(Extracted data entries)

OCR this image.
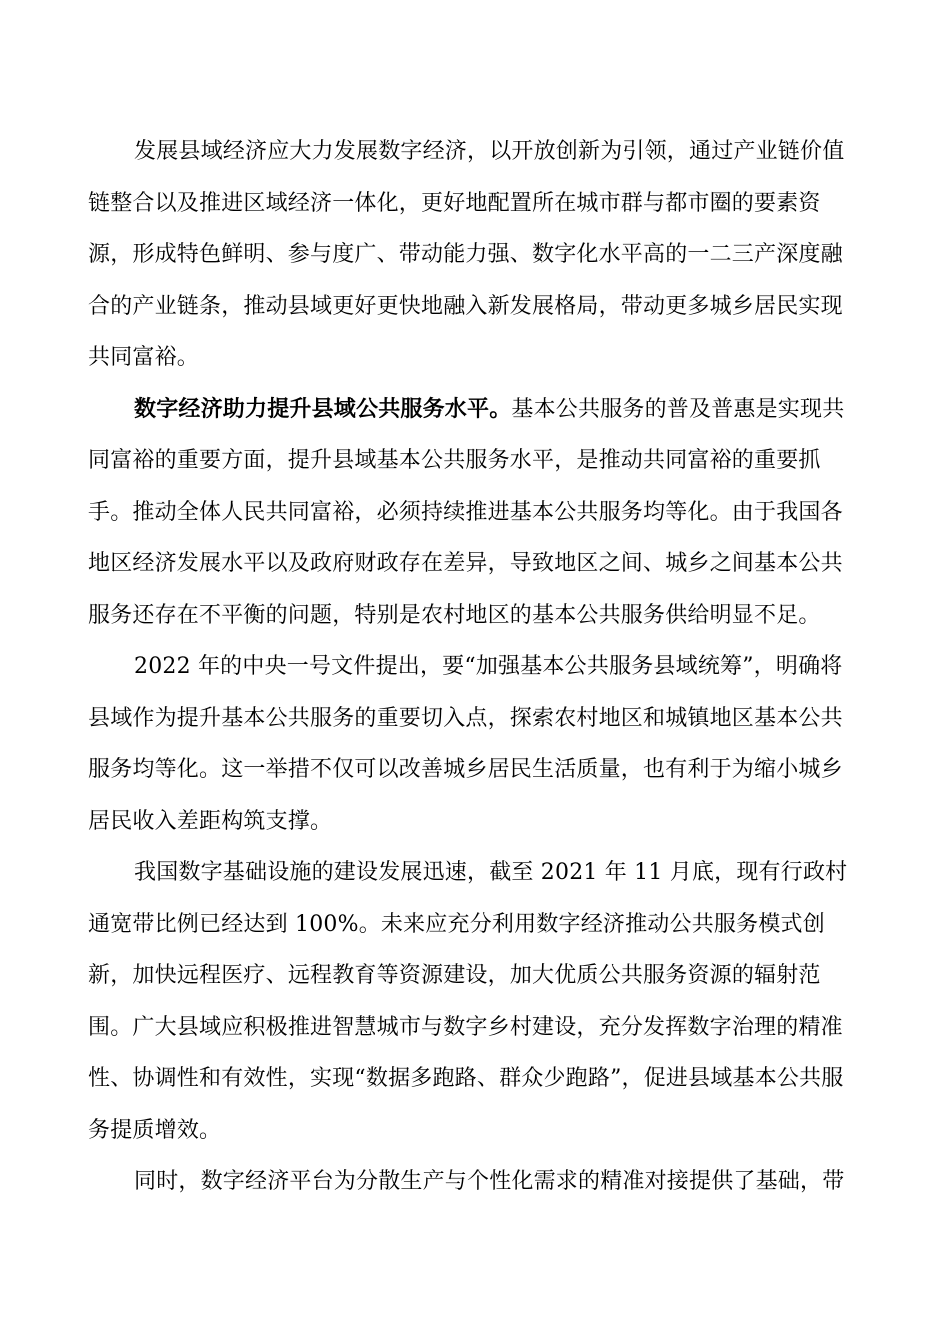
发展县域经济应大力发展数字经济，以开放创新为引领，通过产业链价值链整合以及推进区域经济一体化，更好地配置所在城市群与都市圈的要素资源，形成特色鲜明、参与度广、带动能力强、数字化水平高的一二三产深度融合的产业链条，推动县域更好更快地融入新发展格局，带动更多城乡居民实现共同富裕。

数字经济助力提升县域公共服务水平。基本公共服务的普及普惠是实现共同富裕的重要方面，提升县域基本公共服务水平，是推动共同富裕的重要抓手。推动全体人民共同富裕，必须持续推进基本公共服务均等化。由于我国各地区经济发展水平以及政府财政存在差异，导致地区之间、城乡之间基本公共服务还存在不平衡的问题，特别是农村地区的基本公共服务供给明显不足。

2022 年的中央一号文件提出，要“加强基本公共服务县域统筹”，明确将县域作为提升基本公共服务的重要切入点，探索农村地区和城镇地区基本公共服务均等化。这一举措不仅可以改善城乡居民生活质量，也有利于为缩小城乡居民收入差距构筑支撑。

我国数字基础设施的建设发展迅速，截至 2021 年 11 月底，现有行政村通宽带比例已经达到 100%。未来应充分利用数字经济推动公共服务模式创新，加快远程医疗、远程教育等资源建设，加大优质公共服务资源的辐射范围。广大县域应积极推进智慧城市与数字乡村建设，充分发挥数字治理的精准性、协调性和有效性，实现“数据多跑路、群众少跑路”，促进县域基本公共服务提质增效。

同时，数字经济平台为分散生产与个性化需求的精准对接提供了基础，带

→ **Work to be completed**
Reproduce the records above exactly, leaving out every picture they contain.

→ **The response**
OCR this image.
发展县域经济应大力发展数字经济，以开放创新为引领，通过产业链价值链整合以及推进区域经济一体化，更好地配置所在城市群与都市圈的要素资源，形成特色鲜明、参与度广、带动能力强、数字化水平高的一二三产深度融合的产业链条，推动县域更好更快地融入新发展格局，带动更多城乡居民实现共同富裕。

数字经济助力提升县域公共服务水平。基本公共服务的普及普惠是实现共同富裕的重要方面，提升县域基本公共服务水平，是推动共同富裕的重要抓手。推动全体人民共同富裕，必须持续推进基本公共服务均等化。由于我国各地区经济发展水平以及政府财政存在差异，导致地区之间、城乡之间基本公共服务还存在不平衡的问题，特别是农村地区的基本公共服务供给明显不足。

2022 年的中央一号文件提出，要“加强基本公共服务县域统筹”，明确将县域作为提升基本公共服务的重要切入点，探索农村地区和城镇地区基本公共服务均等化。这一举措不仅可以改善城乡居民生活质量，也有利于为缩小城乡居民收入差距构筑支撑。

我国数字基础设施的建设发展迅速，截至 2021 年 11 月底，现有行政村通宽带比例已经达到 100%。未来应充分利用数字经济推动公共服务模式创新，加快远程医疗、远程教育等资源建设，加大优质公共服务资源的辐射范围。广大县域应积极推进智慧城市与数字乡村建设，充分发挥数字治理的精准性、协调性和有效性，实现“数据多跑路、群众少跑路”，促进县域基本公共服务提质增效。

同时，数字经济平台为分散生产与个性化需求的精准对接提供了基础，带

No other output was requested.